## GIVEN INSTRUCTION
Using the listing below, report all lines holding the word "JSON".

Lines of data
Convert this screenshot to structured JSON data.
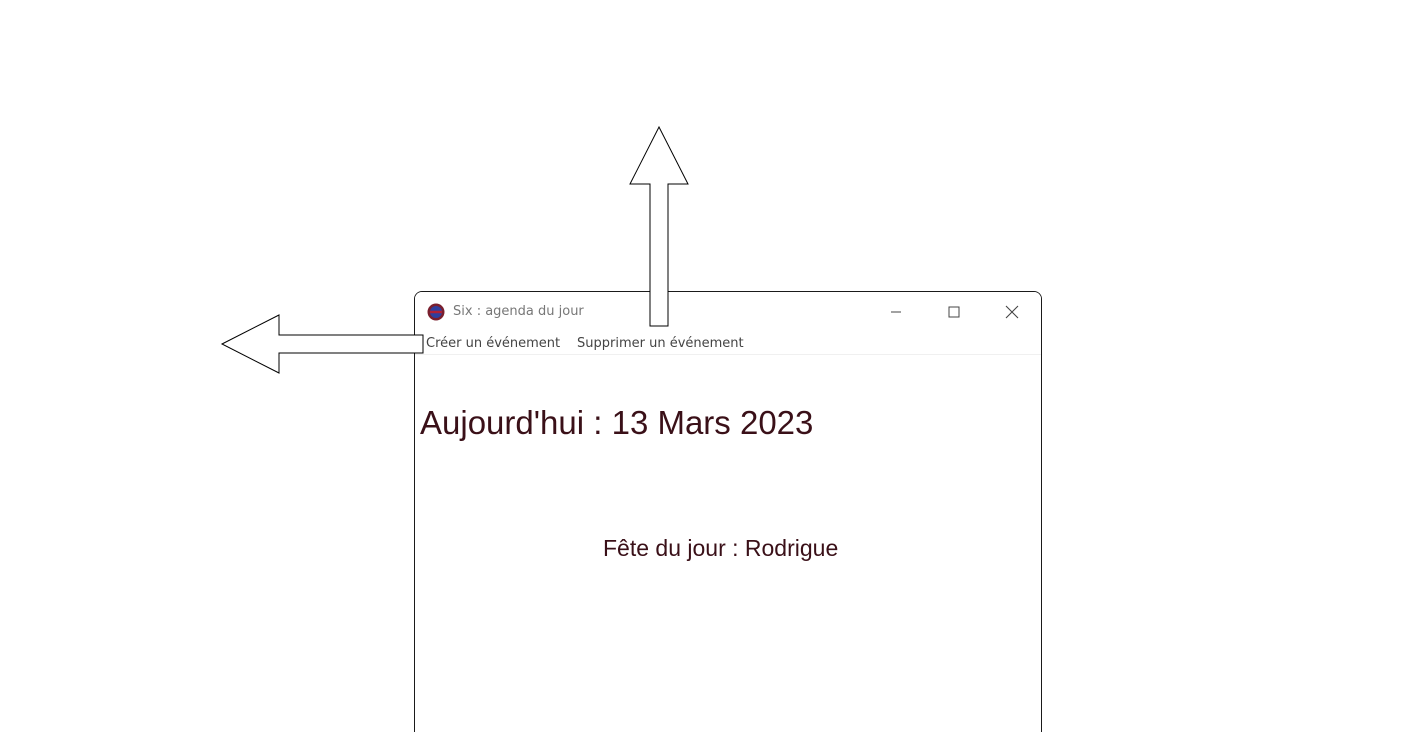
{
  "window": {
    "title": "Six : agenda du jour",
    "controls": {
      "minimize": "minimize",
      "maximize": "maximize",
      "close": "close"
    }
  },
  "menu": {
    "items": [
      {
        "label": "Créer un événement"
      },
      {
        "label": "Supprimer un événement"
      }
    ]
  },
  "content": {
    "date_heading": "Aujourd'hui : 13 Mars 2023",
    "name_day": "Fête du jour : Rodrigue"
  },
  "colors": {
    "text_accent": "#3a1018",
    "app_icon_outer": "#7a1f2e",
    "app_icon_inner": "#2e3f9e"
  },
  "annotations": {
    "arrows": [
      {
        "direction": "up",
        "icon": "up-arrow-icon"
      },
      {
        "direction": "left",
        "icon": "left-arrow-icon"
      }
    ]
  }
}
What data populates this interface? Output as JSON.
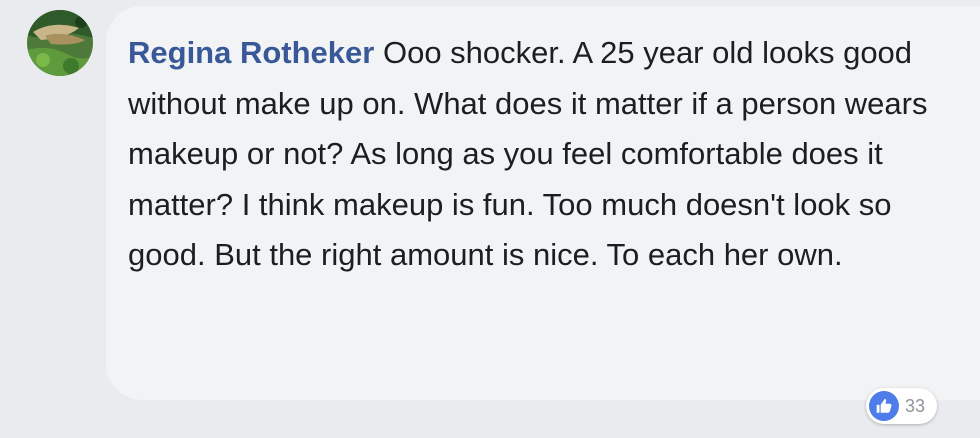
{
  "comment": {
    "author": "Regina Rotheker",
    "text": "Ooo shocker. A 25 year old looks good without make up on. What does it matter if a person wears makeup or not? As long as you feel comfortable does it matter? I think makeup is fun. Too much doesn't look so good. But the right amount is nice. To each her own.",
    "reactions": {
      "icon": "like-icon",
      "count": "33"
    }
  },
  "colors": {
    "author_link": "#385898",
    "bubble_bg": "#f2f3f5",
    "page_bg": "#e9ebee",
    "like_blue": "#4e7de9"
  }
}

## OUTPUT OF THE TASK
Convert this screenshot to structured JSON data.
What data populates this interface? Output as JSON.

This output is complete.